Extract each line of the material that follows exactly and omit its pictures.

=== Record list ===

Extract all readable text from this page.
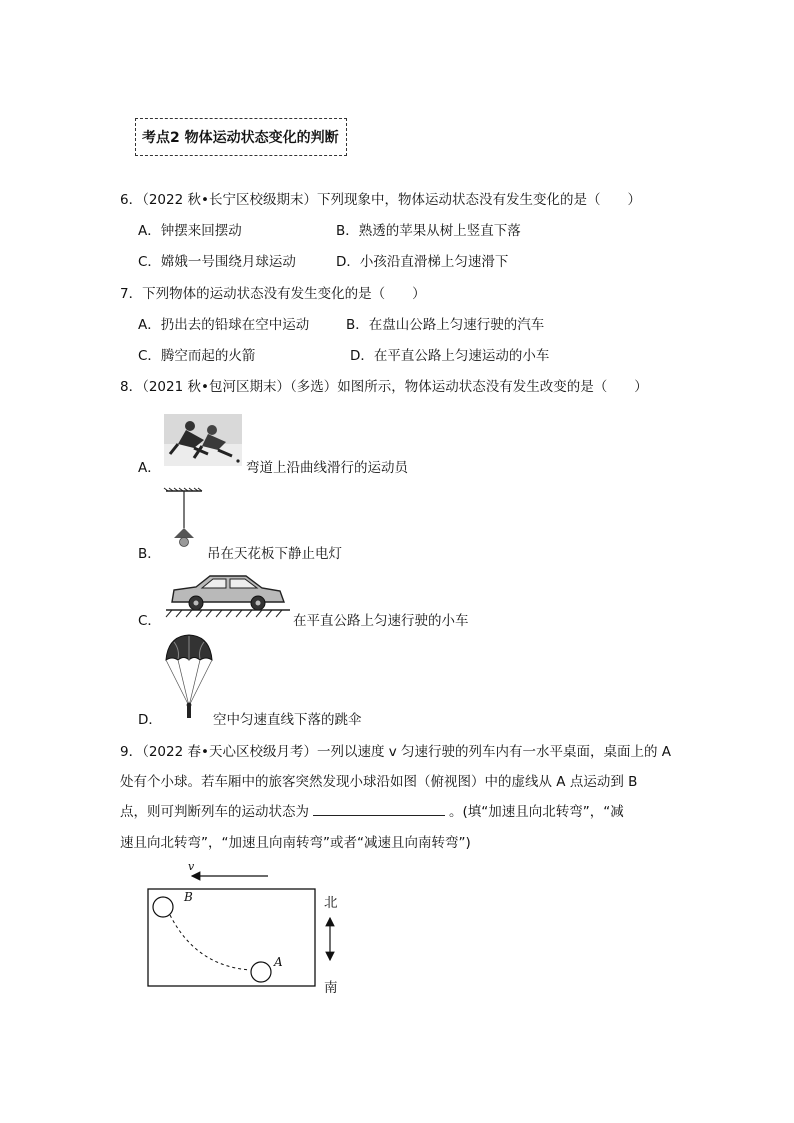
考点2 物体运动状态变化的判断
6．（2022 秋•长宁区校级期末）下列现象中，物体运动状态没有发生变化的是（　　）
A．钟摆来回摆动	B．熟透的苹果从树上竖直下落
C．嫦娥一号围绕月球运动	D．小孩沿直滑梯上匀速滑下
7．下列物体的运动状态没有发生变化的是（　　）
A．扔出去的铅球在空中运动	B．在盘山公路上匀速行驶的汽车
C．腾空而起的火箭	D．在平直公路上匀速运动的小车
8．（2021 秋•包河区期末）（多选）如图所示，物体运动状态没有发生改变的是（　　）
A．	弯道上沿曲线滑行的运动员
B．	吊在天花板下静止电灯
C．	在平直公路上匀速行驶的小车
D．	空中匀速直线下落的跳伞
9．（2022 春•天心区校级月考）一列以速度 v 匀速行驶的列车内有一水平桌面，桌面上的 A
处有个小球。若车厢中的旅客突然发现小球沿如图（俯视图）中的虚线从 A 点运动到 B
点，则可判断列车的运动状态为	。(填“加速且向北转弯”，“减
速且向北转弯”，“加速且向南转弯”或者“减速且向南转弯”)
B
A
v
北
南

===

▶ _Response to this exercise_
Extract all readable text from this page.
考点2 物体运动状态变化的判断
6．（2022 秋•长宁区校级期末）下列现象中，物体运动状态没有发生变化的是（　　）
A．钟摆来回摆动	B．熟透的苹果从树上竖直下落
C．嫦娥一号围绕月球运动	D．小孩沿直滑梯上匀速滑下
7．下列物体的运动状态没有发生变化的是（　　）
A．扔出去的铅球在空中运动	B．在盘山公路上匀速行驶的汽车
C．腾空而起的火箭	D．在平直公路上匀速运动的小车
8．（2021 秋•包河区期末）（多选）如图所示，物体运动状态没有发生改变的是（　　）
A．	弯道上沿曲线滑行的运动员
B．	吊在天花板下静止电灯
C．	在平直公路上匀速行驶的小车
D．	空中匀速直线下落的跳伞
9．（2022 春•天心区校级月考）一列以速度 v 匀速行驶的列车内有一水平桌面，桌面上的 A
处有个小球。若车厢中的旅客突然发现小球沿如图（俯视图）中的虚线从 A 点运动到 B
点，则可判断列车的运动状态为	。(填“加速且向北转弯”，“减
速且向北转弯”，“加速且向南转弯”或者“减速且向南转弯”)
B
A
v
北
南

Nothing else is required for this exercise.